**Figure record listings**
++++++++++++++++++++
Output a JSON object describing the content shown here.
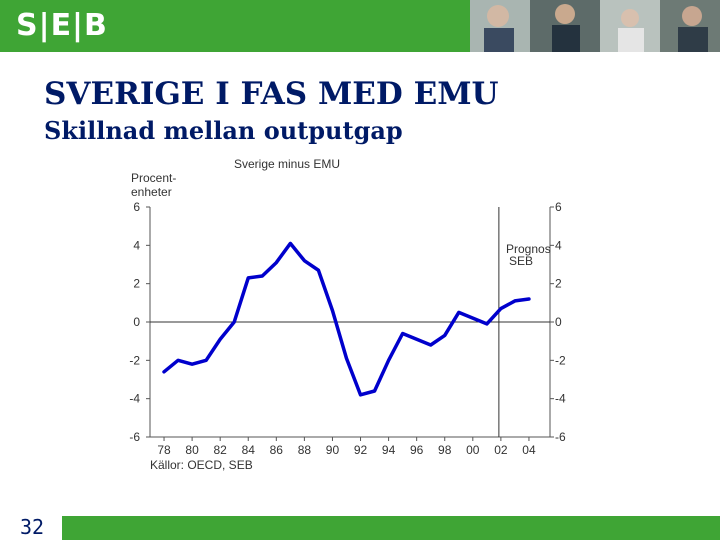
{
  "header": {
    "logo_text": "S|E|B"
  },
  "slide": {
    "title": "SVERIGE I FAS MED EMU",
    "subtitle": "Skillnad mellan outputgap",
    "page_number": "32"
  },
  "colors": {
    "brand_green": "#3fa535",
    "title_blue": "#001a66",
    "line_blue": "#0000cc"
  },
  "chart_data": {
    "type": "line",
    "title": "Sverige minus EMU",
    "ylabel_line1": "Procent-",
    "ylabel_line2": "enheter",
    "annotation_line1": "Prognos",
    "annotation_line2": "SEB",
    "source": "Källor: OECD, SEB",
    "ylim": [
      -6,
      6
    ],
    "y_ticks": [
      "6",
      "4",
      "2",
      "0",
      "-2",
      "-4",
      "-6"
    ],
    "x_tick_labels": [
      "78",
      "80",
      "82",
      "84",
      "86",
      "88",
      "90",
      "92",
      "94",
      "96",
      "98",
      "00",
      "02",
      "04"
    ],
    "forecast_start": 2002,
    "series": [
      {
        "x": [
          1978,
          1979,
          1980,
          1981,
          1982,
          1983,
          1984,
          1985,
          1986,
          1987,
          1988,
          1989,
          1990,
          1991,
          1992,
          1993,
          1994,
          1995,
          1996,
          1997,
          1998,
          1999,
          2000,
          2001,
          2002,
          2003,
          2004
        ],
        "y": [
          -2.6,
          -2.0,
          -2.2,
          -2.0,
          -0.9,
          0.0,
          2.3,
          2.4,
          3.1,
          4.1,
          3.2,
          2.7,
          0.6,
          -1.9,
          -3.8,
          -3.6,
          -2.0,
          -0.6,
          -0.9,
          -1.2,
          -0.7,
          0.5,
          0.2,
          -0.1,
          0.7,
          1.1,
          1.2
        ]
      }
    ]
  }
}
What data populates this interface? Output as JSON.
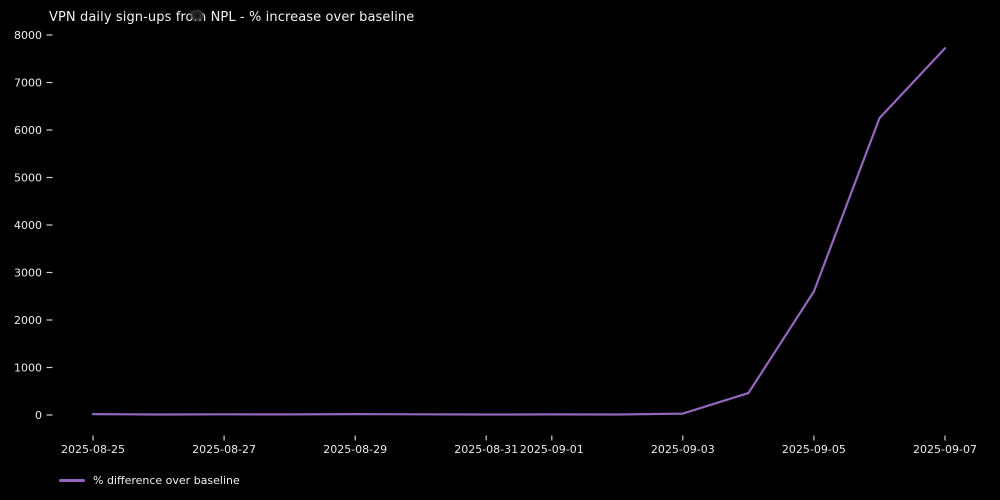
{
  "title": "VPN daily sign-ups from NPL - % increase over baseline",
  "legend": {
    "label": "% difference over baseline"
  },
  "colors": {
    "background": "#000000",
    "line": "#9467bd",
    "title_text": "#f2f2f2",
    "tick_text": "#eaeaea",
    "tick_mark": "#cfcfcf"
  },
  "chart_data": {
    "type": "line",
    "title": "VPN daily sign-ups from NPL - % increase over baseline",
    "xlabel": "",
    "ylabel": "",
    "grid": false,
    "legend_position": "lower-left-below-axis",
    "ylim": [
      0,
      8000
    ],
    "y_ticks": [
      0,
      1000,
      2000,
      3000,
      4000,
      5000,
      6000,
      7000,
      8000
    ],
    "x": [
      "2025-08-25",
      "2025-08-26",
      "2025-08-27",
      "2025-08-28",
      "2025-08-29",
      "2025-08-30",
      "2025-08-31",
      "2025-09-01",
      "2025-09-02",
      "2025-09-03",
      "2025-09-04",
      "2025-09-05",
      "2025-09-06",
      "2025-09-07"
    ],
    "x_tick_labels": [
      {
        "label": "2025-08-25",
        "index": 0
      },
      {
        "label": "2025-08-27",
        "index": 2
      },
      {
        "label": "2025-08-29",
        "index": 4
      },
      {
        "label": "2025-08-31",
        "index": 6
      },
      {
        "label": "2025-09-01",
        "index": 7
      },
      {
        "label": "2025-09-03",
        "index": 9
      },
      {
        "label": "2025-09-05",
        "index": 11
      },
      {
        "label": "2025-09-07",
        "index": 13
      }
    ],
    "series": [
      {
        "name": "% difference over baseline",
        "color": "#9467bd",
        "values": [
          20,
          10,
          15,
          12,
          18,
          15,
          10,
          12,
          10,
          30,
          460,
          2600,
          6250,
          7720
        ]
      }
    ]
  }
}
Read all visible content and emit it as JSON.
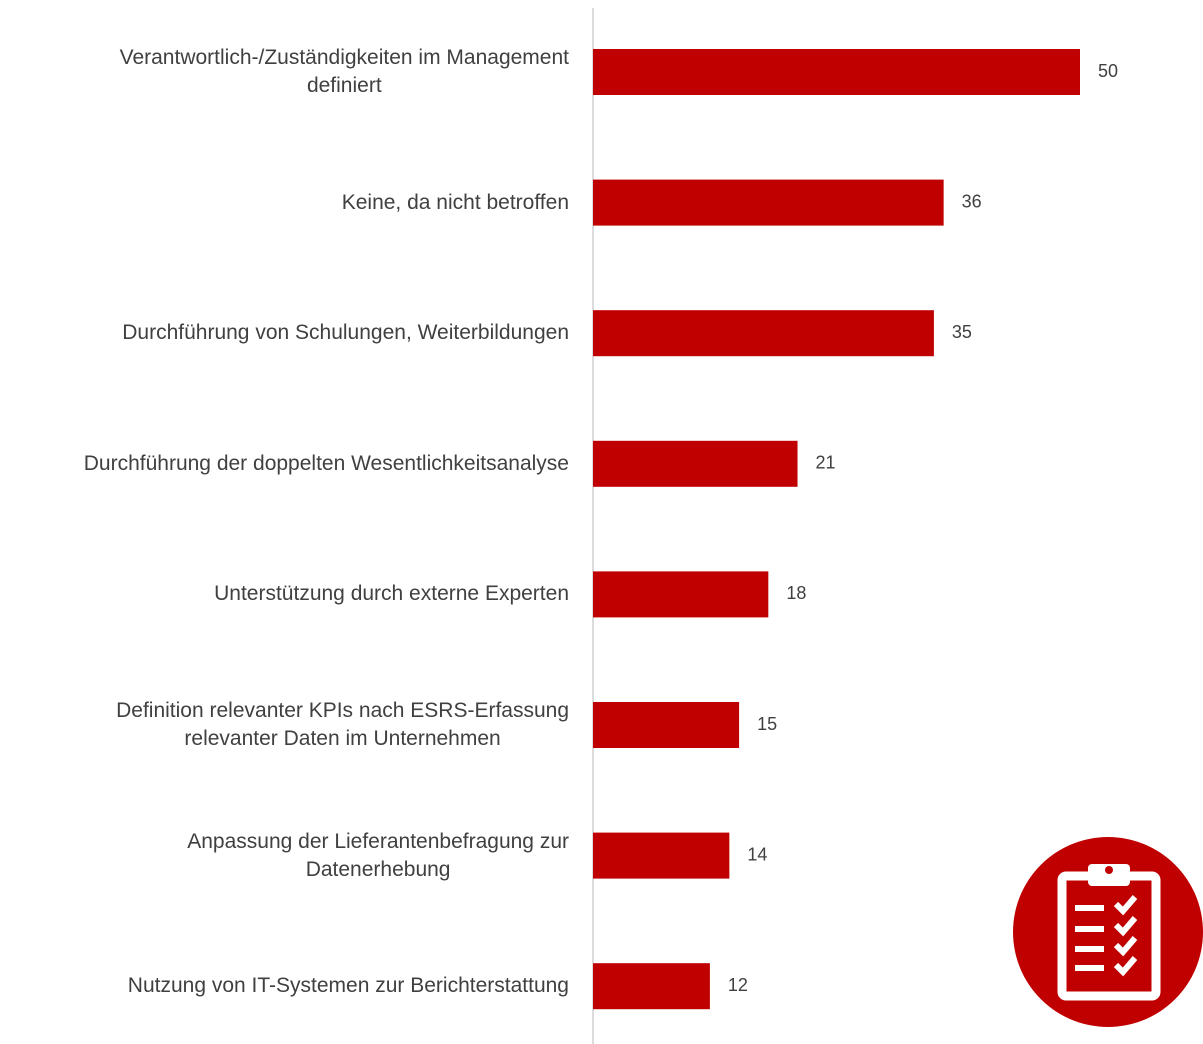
{
  "chart_data": {
    "type": "barh",
    "categories": [
      "Verantwortlich-/Zuständigkeiten im Management\ndefiniert",
      "Keine, da nicht betroffen",
      "Durchführung von Schulungen, Weiterbildungen",
      "Durchführung der doppelten Wesentlichkeitsanalyse",
      "Unterstützung durch externe Experten",
      "Definition relevanter KPIs nach ESRS-Erfassung\nrelevanter Daten im Unternehmen",
      "Anpassung der Lieferantenbefragung zur\nDatenerhebung",
      "Nutzung von IT-Systemen zur Berichterstattung"
    ],
    "values": [
      50,
      36,
      35,
      21,
      18,
      15,
      14,
      12
    ],
    "color": "#c00000",
    "xlim": [
      0,
      50
    ]
  }
}
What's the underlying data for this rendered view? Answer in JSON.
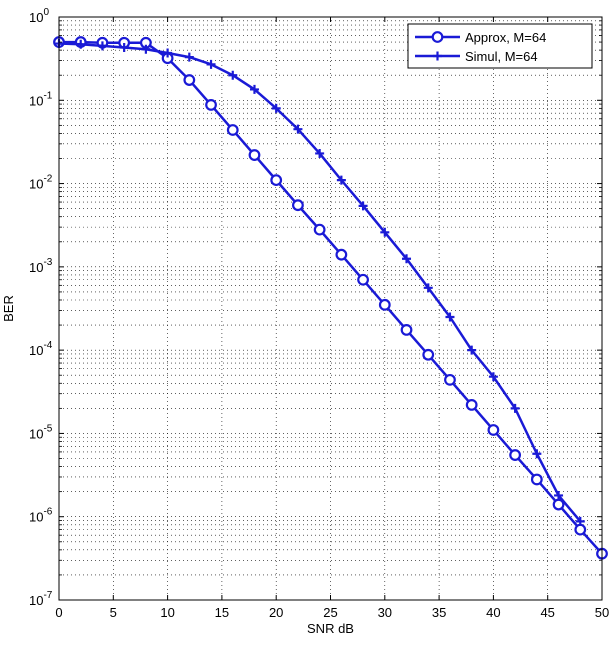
{
  "chart_data": {
    "type": "line",
    "title": "",
    "xlabel": "SNR dB",
    "ylabel": "BER",
    "x_scale": "linear",
    "y_scale": "log",
    "xlim": [
      0,
      50
    ],
    "ylim": [
      1e-07,
      1
    ],
    "x_ticks": [
      0,
      5,
      10,
      15,
      20,
      25,
      30,
      35,
      40,
      45,
      50
    ],
    "y_tick_labels": [
      {
        "base": "10",
        "exp": "0"
      },
      {
        "base": "10",
        "exp": "-1"
      },
      {
        "base": "10",
        "exp": "-2"
      },
      {
        "base": "10",
        "exp": "-3"
      },
      {
        "base": "10",
        "exp": "-4"
      },
      {
        "base": "10",
        "exp": "-5"
      },
      {
        "base": "10",
        "exp": "-6"
      },
      {
        "base": "10",
        "exp": "-7"
      }
    ],
    "grid": true,
    "legend_position": "top-right",
    "series": [
      {
        "name": "Approx, M=64",
        "marker": "circle",
        "color": "#1a1ad6",
        "x": [
          0,
          2,
          4,
          6,
          8,
          10,
          12,
          14,
          16,
          18,
          20,
          22,
          24,
          26,
          28,
          30,
          32,
          34,
          36,
          38,
          40,
          42,
          44,
          46,
          48,
          50
        ],
        "y": [
          0.5,
          0.5,
          0.49,
          0.49,
          0.49,
          0.32,
          0.175,
          0.088,
          0.044,
          0.022,
          0.011,
          0.0055,
          0.0028,
          0.0014,
          0.0007,
          0.00035,
          0.000175,
          8.8e-05,
          4.4e-05,
          2.2e-05,
          1.1e-05,
          5.5e-06,
          2.8e-06,
          1.4e-06,
          7e-07,
          3.6e-07
        ]
      },
      {
        "name": "Simul, M=64",
        "marker": "plus",
        "color": "#1a1ad6",
        "x": [
          0,
          2,
          4,
          6,
          8,
          10,
          12,
          14,
          16,
          18,
          20,
          22,
          24,
          26,
          28,
          30,
          32,
          34,
          36,
          38,
          40,
          42,
          44,
          46,
          48
        ],
        "y": [
          0.48,
          0.47,
          0.45,
          0.43,
          0.41,
          0.37,
          0.33,
          0.27,
          0.2,
          0.135,
          0.08,
          0.045,
          0.023,
          0.011,
          0.0054,
          0.0026,
          0.00125,
          0.00056,
          0.00025,
          0.0001,
          4.8e-05,
          2e-05,
          5.7e-06,
          1.8e-06,
          8.8e-07
        ]
      }
    ]
  }
}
++++++++++++++++++++
**PROBLEM**
Leave the pictures out and output the rest of the listing exactly.

**RESPONSE TO THE TASK**
Output a JSON object describing the content shown here.
{
  "header": {
    "logo_text": "S|E|B"
  },
  "slide": {
    "title": "SVERIGE I FAS MED EMU",
    "subtitle": "Skillnad mellan outputgap",
    "page_number": "32"
  },
  "colors": {
    "brand_green": "#3fa535",
    "title_blue": "#001a66",
    "line_blue": "#0000cc"
  },
  "chart_data": {
    "type": "line",
    "title": "Sverige minus EMU",
    "ylabel_line1": "Procent-",
    "ylabel_line2": "enheter",
    "annotation_line1": "Prognos",
    "annotation_line2": "SEB",
    "source": "Källor: OECD, SEB",
    "ylim": [
      -6,
      6
    ],
    "y_ticks": [
      "6",
      "4",
      "2",
      "0",
      "-2",
      "-4",
      "-6"
    ],
    "x_tick_labels": [
      "78",
      "80",
      "82",
      "84",
      "86",
      "88",
      "90",
      "92",
      "94",
      "96",
      "98",
      "00",
      "02",
      "04"
    ],
    "forecast_start": 2002,
    "series": [
      {
        "x": [
          1978,
          1979,
          1980,
          1981,
          1982,
          1983,
          1984,
          1985,
          1986,
          1987,
          1988,
          1989,
          1990,
          1991,
          1992,
          1993,
          1994,
          1995,
          1996,
          1997,
          1998,
          1999,
          2000,
          2001,
          2002,
          2003,
          2004
        ],
        "y": [
          -2.6,
          -2.0,
          -2.2,
          -2.0,
          -0.9,
          0.0,
          2.3,
          2.4,
          3.1,
          4.1,
          3.2,
          2.7,
          0.6,
          -1.9,
          -3.8,
          -3.6,
          -2.0,
          -0.6,
          -0.9,
          -1.2,
          -0.7,
          0.5,
          0.2,
          -0.1,
          0.7,
          1.1,
          1.2
        ]
      }
    ]
  }
}
What data populates this interface? Output as JSON.
{
  "title": "VPN daily sign-ups from NPL - % increase over baseline",
  "legend": {
    "label": "% difference over baseline"
  },
  "colors": {
    "background": "#000000",
    "line": "#9467bd",
    "title_text": "#f2f2f2",
    "tick_text": "#eaeaea",
    "tick_mark": "#cfcfcf"
  },
  "chart_data": {
    "type": "line",
    "title": "VPN daily sign-ups from NPL - % increase over baseline",
    "xlabel": "",
    "ylabel": "",
    "grid": false,
    "legend_position": "lower-left-below-axis",
    "ylim": [
      0,
      8000
    ],
    "y_ticks": [
      0,
      1000,
      2000,
      3000,
      4000,
      5000,
      6000,
      7000,
      8000
    ],
    "x": [
      "2025-08-25",
      "2025-08-26",
      "2025-08-27",
      "2025-08-28",
      "2025-08-29",
      "2025-08-30",
      "2025-08-31",
      "2025-09-01",
      "2025-09-02",
      "2025-09-03",
      "2025-09-04",
      "2025-09-05",
      "2025-09-06",
      "2025-09-07"
    ],
    "x_tick_labels": [
      {
        "label": "2025-08-25",
        "index": 0
      },
      {
        "label": "2025-08-27",
        "index": 2
      },
      {
        "label": "2025-08-29",
        "index": 4
      },
      {
        "label": "2025-08-31",
        "index": 6
      },
      {
        "label": "2025-09-01",
        "index": 7
      },
      {
        "label": "2025-09-03",
        "index": 9
      },
      {
        "label": "2025-09-05",
        "index": 11
      },
      {
        "label": "2025-09-07",
        "index": 13
      }
    ],
    "series": [
      {
        "name": "% difference over baseline",
        "color": "#9467bd",
        "values": [
          20,
          10,
          15,
          12,
          18,
          15,
          10,
          12,
          10,
          30,
          460,
          2600,
          6250,
          7720
        ]
      }
    ]
  }
}
Read all visible content and emit it as JSON.
{
  "chart_data": {
    "type": "barh",
    "categories": [
      "Verantwortlich-/Zuständigkeiten im Management\ndefiniert",
      "Keine, da nicht betroffen",
      "Durchführung von Schulungen, Weiterbildungen",
      "Durchführung der doppelten Wesentlichkeitsanalyse",
      "Unterstützung durch externe Experten",
      "Definition relevanter KPIs nach ESRS-Erfassung\nrelevanter Daten im Unternehmen",
      "Anpassung der Lieferantenbefragung zur\nDatenerhebung",
      "Nutzung von IT-Systemen zur Berichterstattung"
    ],
    "values": [
      50,
      36,
      35,
      21,
      18,
      15,
      14,
      12
    ],
    "color": "#c00000",
    "xlim": [
      0,
      50
    ]
  }
}
What's the underlying data for this rendered view? Answer in JSON.
{
  "chart_data": {
    "type": "line",
    "title": "",
    "xlabel": "SNR dB",
    "ylabel": "BER",
    "x_scale": "linear",
    "y_scale": "log",
    "xlim": [
      0,
      50
    ],
    "ylim": [
      1e-07,
      1
    ],
    "x_ticks": [
      0,
      5,
      10,
      15,
      20,
      25,
      30,
      35,
      40,
      45,
      50
    ],
    "y_tick_labels": [
      {
        "base": "10",
        "exp": "0"
      },
      {
        "base": "10",
        "exp": "-1"
      },
      {
        "base": "10",
        "exp": "-2"
      },
      {
        "base": "10",
        "exp": "-3"
      },
      {
        "base": "10",
        "exp": "-4"
      },
      {
        "base": "10",
        "exp": "-5"
      },
      {
        "base": "10",
        "exp": "-6"
      },
      {
        "base": "10",
        "exp": "-7"
      }
    ],
    "grid": true,
    "legend_position": "top-right",
    "series": [
      {
        "name": "Approx, M=64",
        "marker": "circle",
        "color": "#1a1ad6",
        "x": [
          0,
          2,
          4,
          6,
          8,
          10,
          12,
          14,
          16,
          18,
          20,
          22,
          24,
          26,
          28,
          30,
          32,
          34,
          36,
          38,
          40,
          42,
          44,
          46,
          48,
          50
        ],
        "y": [
          0.5,
          0.5,
          0.49,
          0.49,
          0.49,
          0.32,
          0.175,
          0.088,
          0.044,
          0.022,
          0.011,
          0.0055,
          0.0028,
          0.0014,
          0.0007,
          0.00035,
          0.000175,
          8.8e-05,
          4.4e-05,
          2.2e-05,
          1.1e-05,
          5.5e-06,
          2.8e-06,
          1.4e-06,
          7e-07,
          3.6e-07
        ]
      },
      {
        "name": "Simul, M=64",
        "marker": "plus",
        "color": "#1a1ad6",
        "x": [
          0,
          2,
          4,
          6,
          8,
          10,
          12,
          14,
          16,
          18,
          20,
          22,
          24,
          26,
          28,
          30,
          32,
          34,
          36,
          38,
          40,
          42,
          44,
          46,
          48
        ],
        "y": [
          0.48,
          0.47,
          0.45,
          0.43,
          0.41,
          0.37,
          0.33,
          0.27,
          0.2,
          0.135,
          0.08,
          0.045,
          0.023,
          0.011,
          0.0054,
          0.0026,
          0.00125,
          0.00056,
          0.00025,
          0.0001,
          4.8e-05,
          2e-05,
          5.7e-06,
          1.8e-06,
          8.8e-07
        ]
      }
    ]
  }
}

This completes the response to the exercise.